__Lines of data__

══════════════════════════════

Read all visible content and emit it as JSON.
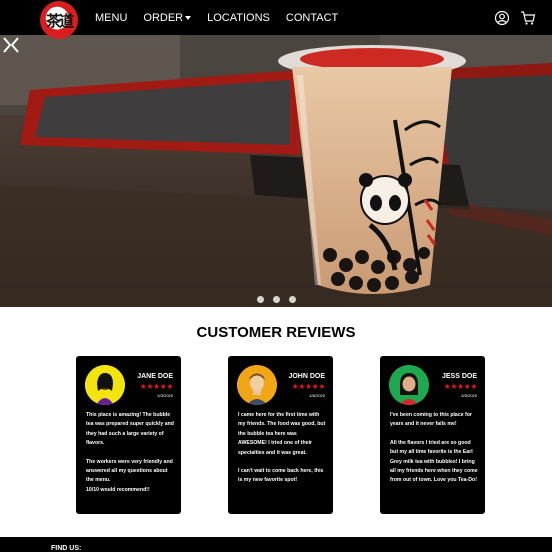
{
  "nav": {
    "links": [
      {
        "label": "MENU",
        "has_caret": false
      },
      {
        "label": "ORDER",
        "has_caret": true
      },
      {
        "label": "LOCATIONS",
        "has_caret": false
      },
      {
        "label": "CONTACT",
        "has_caret": false
      }
    ],
    "icons": [
      "user-icon",
      "cart-icon"
    ]
  },
  "hero": {
    "slides_count": 3,
    "active_slide": 1
  },
  "reviews": {
    "title": "CUSTOMER REVIEWS",
    "cards": [
      {
        "name": "JANE DOE",
        "rating": 5,
        "date": "5/3/2020",
        "avatar_color": "#f2e50f",
        "paragraphs": [
          "This place is amazing! The bubble tea was prepared super quickly and they had such a large variety of flavors.",
          "The workers were very friendly and answered all my questions about the menu.",
          "10/10 would recommend!!"
        ]
      },
      {
        "name": "JOHN DOE",
        "rating": 5,
        "date": "4/6/2020",
        "avatar_color": "#f1a616",
        "paragraphs": [
          "I came here for the first time with my friends. The food was good, but the bubble tea here was AWESOME! I tried one of their specialties and it was great.",
          "I can't wait to come back here, this is my new favorite spot!"
        ]
      },
      {
        "name": "JESS DOE",
        "rating": 5,
        "date": "6/5/2020",
        "avatar_color": "#1ea850",
        "paragraphs": [
          "I've been coming to this place for years and it never fails me!",
          "All the flavors I tried are so good but my all time favorite is the Earl Grey milk tea with bubbles! I bring all my friends here when they come from out of town. Love you Tea-Do!"
        ]
      }
    ]
  },
  "footer": {
    "label": "FIND US:"
  }
}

══════════════════════════════

Write the records out once more, exactly as they appear, with no pictures.

Read all visible content and emit it as JSON.
{
  "nav": {
    "links": [
      {
        "label": "MENU",
        "has_caret": false
      },
      {
        "label": "ORDER",
        "has_caret": true
      },
      {
        "label": "LOCATIONS",
        "has_caret": false
      },
      {
        "label": "CONTACT",
        "has_caret": false
      }
    ],
    "icons": [
      "user-icon",
      "cart-icon"
    ]
  },
  "hero": {
    "slides_count": 3,
    "active_slide": 1
  },
  "reviews": {
    "title": "CUSTOMER REVIEWS",
    "cards": [
      {
        "name": "JANE DOE",
        "rating": 5,
        "date": "5/3/2020",
        "avatar_color": "#f2e50f",
        "paragraphs": [
          "This place is amazing! The bubble tea was prepared super quickly and they had such a large variety of flavors.",
          "The workers were very friendly and answered all my questions about the menu.",
          "10/10 would recommend!!"
        ]
      },
      {
        "name": "JOHN DOE",
        "rating": 5,
        "date": "4/6/2020",
        "avatar_color": "#f1a616",
        "paragraphs": [
          "I came here for the first time with my friends. The food was good, but the bubble tea here was AWESOME! I tried one of their specialties and it was great.",
          "I can't wait to come back here, this is my new favorite spot!"
        ]
      },
      {
        "name": "JESS DOE",
        "rating": 5,
        "date": "6/5/2020",
        "avatar_color": "#1ea850",
        "paragraphs": [
          "I've been coming to this place for years and it never fails me!",
          "All the flavors I tried are so good but my all time favorite is the Earl Grey milk tea with bubbles! I bring all my friends here when they come from out of town. Love you Tea-Do!"
        ]
      }
    ]
  },
  "footer": {
    "label": "FIND US:"
  }
}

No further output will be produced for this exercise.